┌──
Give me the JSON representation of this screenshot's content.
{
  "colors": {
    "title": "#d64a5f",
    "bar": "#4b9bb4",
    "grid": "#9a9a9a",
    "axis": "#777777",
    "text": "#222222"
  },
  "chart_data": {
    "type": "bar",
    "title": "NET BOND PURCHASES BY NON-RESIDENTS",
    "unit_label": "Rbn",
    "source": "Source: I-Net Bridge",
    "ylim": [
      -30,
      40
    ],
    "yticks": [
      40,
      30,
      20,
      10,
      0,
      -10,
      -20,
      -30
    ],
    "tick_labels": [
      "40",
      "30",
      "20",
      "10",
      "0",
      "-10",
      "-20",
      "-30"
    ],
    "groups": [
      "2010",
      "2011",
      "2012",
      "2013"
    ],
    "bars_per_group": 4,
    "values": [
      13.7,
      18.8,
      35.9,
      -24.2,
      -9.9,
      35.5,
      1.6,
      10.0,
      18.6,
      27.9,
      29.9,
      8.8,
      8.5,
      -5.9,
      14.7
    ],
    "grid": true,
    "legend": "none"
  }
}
└──
┌──
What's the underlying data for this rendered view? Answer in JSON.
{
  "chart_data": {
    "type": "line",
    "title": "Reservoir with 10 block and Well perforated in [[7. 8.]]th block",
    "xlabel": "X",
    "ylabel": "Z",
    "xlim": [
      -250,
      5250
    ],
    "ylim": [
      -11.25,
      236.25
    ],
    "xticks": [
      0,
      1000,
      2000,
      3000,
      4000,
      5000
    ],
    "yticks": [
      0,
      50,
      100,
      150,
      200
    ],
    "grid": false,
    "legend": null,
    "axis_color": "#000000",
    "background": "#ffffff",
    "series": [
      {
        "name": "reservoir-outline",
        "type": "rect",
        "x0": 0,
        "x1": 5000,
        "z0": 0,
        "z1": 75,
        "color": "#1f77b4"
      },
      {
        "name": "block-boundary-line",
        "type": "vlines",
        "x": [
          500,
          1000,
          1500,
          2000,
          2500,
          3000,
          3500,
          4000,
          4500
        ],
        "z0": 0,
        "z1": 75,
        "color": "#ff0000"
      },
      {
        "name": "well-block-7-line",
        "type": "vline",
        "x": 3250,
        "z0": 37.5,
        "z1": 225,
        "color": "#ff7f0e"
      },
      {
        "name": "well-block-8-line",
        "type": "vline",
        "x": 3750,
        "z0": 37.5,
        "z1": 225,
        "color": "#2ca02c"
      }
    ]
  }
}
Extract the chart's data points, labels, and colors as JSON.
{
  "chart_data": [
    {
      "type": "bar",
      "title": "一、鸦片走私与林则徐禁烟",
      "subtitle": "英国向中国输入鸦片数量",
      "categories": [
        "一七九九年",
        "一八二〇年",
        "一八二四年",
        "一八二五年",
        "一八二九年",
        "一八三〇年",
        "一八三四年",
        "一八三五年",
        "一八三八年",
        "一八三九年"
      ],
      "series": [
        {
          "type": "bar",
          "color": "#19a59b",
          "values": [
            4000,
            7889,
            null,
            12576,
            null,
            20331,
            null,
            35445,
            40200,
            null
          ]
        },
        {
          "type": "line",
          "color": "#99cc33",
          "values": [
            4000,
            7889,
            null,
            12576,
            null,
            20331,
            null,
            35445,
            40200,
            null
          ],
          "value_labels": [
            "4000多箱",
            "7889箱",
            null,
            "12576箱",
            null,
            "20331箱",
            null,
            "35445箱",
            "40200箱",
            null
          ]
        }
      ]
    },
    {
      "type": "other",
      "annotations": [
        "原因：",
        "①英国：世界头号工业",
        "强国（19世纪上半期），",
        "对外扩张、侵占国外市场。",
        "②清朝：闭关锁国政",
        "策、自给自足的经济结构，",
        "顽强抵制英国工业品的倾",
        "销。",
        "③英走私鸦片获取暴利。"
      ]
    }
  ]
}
└──
┌──
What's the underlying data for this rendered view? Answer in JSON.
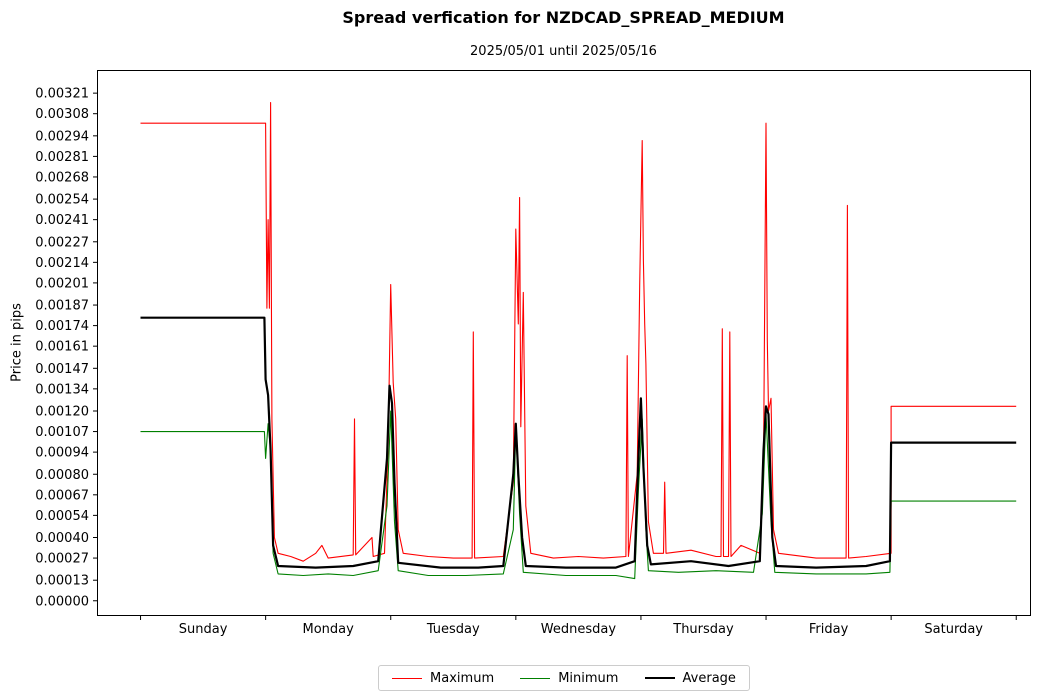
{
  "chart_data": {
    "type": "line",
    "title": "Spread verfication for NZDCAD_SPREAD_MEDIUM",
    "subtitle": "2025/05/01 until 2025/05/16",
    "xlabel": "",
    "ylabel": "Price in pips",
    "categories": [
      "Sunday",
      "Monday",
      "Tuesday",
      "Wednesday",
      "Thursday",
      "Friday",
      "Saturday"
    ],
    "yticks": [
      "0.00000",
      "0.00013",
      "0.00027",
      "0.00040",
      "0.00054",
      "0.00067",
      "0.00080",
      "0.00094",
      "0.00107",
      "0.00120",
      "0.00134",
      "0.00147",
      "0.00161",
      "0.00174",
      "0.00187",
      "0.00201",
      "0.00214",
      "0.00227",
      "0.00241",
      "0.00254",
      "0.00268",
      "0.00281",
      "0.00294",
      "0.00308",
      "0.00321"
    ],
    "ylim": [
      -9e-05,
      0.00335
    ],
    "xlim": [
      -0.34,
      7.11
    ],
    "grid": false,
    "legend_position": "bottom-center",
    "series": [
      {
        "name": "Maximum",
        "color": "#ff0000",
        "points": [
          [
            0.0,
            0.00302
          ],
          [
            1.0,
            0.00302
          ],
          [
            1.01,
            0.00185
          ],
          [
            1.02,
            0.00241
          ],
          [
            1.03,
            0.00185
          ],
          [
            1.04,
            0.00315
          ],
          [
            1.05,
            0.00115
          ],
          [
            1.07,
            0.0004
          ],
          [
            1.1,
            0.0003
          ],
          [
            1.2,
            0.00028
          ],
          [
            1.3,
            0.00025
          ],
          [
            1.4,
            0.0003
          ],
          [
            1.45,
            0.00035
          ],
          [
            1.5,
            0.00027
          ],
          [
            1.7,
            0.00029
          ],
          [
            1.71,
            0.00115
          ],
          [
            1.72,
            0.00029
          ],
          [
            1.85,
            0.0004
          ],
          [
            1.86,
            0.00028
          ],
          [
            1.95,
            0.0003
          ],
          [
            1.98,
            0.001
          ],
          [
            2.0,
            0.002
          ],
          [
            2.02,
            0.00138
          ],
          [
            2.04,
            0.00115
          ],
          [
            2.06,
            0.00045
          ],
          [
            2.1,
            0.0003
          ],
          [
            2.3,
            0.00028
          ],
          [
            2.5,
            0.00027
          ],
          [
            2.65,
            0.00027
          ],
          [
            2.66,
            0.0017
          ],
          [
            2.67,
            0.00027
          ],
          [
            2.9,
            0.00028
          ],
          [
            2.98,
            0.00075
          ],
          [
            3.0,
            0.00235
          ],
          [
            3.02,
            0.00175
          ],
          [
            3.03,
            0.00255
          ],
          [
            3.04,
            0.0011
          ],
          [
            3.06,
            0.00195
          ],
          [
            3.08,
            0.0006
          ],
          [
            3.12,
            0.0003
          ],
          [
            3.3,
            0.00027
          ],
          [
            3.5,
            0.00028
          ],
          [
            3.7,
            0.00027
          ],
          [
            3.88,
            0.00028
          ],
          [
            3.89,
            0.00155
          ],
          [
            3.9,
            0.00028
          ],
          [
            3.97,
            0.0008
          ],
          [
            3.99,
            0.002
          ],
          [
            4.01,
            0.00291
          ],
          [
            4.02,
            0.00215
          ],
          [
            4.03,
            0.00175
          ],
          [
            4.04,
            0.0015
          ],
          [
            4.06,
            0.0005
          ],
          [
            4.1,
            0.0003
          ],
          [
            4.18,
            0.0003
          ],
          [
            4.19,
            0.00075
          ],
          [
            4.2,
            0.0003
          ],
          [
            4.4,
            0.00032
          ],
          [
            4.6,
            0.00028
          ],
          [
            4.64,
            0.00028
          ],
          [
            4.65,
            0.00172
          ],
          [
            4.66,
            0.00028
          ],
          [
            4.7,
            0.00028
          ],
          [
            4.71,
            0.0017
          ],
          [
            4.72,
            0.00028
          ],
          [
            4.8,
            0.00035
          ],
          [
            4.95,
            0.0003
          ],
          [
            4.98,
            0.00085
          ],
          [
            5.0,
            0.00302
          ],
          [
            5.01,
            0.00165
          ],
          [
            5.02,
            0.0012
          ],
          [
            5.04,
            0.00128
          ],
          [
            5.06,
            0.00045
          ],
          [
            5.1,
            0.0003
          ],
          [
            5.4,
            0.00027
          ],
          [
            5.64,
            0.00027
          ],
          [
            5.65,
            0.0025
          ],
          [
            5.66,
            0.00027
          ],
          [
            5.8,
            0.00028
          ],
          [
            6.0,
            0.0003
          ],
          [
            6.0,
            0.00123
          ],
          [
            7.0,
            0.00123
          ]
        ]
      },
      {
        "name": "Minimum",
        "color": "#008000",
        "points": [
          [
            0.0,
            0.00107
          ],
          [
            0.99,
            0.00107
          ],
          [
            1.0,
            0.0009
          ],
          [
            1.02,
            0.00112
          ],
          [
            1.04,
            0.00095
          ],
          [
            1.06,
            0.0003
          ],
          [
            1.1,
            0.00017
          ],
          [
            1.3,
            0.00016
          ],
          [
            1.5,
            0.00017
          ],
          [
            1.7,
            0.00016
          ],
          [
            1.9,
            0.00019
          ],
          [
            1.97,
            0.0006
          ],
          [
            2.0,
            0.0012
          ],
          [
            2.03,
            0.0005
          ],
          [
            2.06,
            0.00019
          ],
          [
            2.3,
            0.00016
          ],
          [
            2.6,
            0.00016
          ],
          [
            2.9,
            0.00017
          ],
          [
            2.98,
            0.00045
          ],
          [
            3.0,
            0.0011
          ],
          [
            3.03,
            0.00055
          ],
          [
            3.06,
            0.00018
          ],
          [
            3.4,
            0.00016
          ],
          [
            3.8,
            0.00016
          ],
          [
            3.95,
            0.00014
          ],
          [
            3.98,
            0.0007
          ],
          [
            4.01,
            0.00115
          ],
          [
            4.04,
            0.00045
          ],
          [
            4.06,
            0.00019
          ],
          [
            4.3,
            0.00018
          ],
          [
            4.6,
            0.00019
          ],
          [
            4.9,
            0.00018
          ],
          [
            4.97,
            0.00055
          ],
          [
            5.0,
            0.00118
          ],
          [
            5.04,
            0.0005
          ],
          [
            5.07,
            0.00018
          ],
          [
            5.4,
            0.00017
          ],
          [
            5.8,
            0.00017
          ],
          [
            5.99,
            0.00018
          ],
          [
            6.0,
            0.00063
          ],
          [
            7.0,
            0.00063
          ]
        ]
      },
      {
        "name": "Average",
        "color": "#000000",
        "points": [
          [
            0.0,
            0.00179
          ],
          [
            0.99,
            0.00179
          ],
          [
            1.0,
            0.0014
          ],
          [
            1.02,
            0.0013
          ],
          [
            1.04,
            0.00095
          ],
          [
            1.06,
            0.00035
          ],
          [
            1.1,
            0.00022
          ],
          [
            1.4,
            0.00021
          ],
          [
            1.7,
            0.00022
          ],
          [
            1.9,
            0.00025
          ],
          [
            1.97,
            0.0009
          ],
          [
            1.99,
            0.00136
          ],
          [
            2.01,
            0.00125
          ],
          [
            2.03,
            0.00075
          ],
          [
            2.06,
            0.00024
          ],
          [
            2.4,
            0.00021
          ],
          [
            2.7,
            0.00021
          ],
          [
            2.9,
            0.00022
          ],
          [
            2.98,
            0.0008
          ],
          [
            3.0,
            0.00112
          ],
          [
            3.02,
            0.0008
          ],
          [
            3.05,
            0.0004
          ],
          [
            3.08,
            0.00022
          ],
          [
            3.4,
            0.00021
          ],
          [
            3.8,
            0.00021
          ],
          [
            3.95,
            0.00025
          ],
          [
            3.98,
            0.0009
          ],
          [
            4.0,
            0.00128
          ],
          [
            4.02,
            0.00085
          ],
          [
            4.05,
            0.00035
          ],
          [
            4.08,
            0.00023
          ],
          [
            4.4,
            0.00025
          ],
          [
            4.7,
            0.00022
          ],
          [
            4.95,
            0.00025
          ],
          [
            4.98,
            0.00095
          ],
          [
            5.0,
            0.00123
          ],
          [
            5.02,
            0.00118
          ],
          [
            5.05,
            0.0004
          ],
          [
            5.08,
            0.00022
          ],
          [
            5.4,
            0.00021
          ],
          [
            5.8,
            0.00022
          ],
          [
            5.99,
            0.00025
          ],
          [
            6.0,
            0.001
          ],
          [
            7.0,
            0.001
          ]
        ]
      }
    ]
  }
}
└──
▶ **Task to complete**:
Copy down every line of the entries containing the word "type".

▶ **Expected answer**:
    "type": "bar",
    "type": "line",
        "type": "rect",
        "type": "vlines",
        "type": "vline",
        "type": "vline",
      "type": "bar",
          "type": "bar",
          "type": "line",
      "type": "other",
    "type": "line",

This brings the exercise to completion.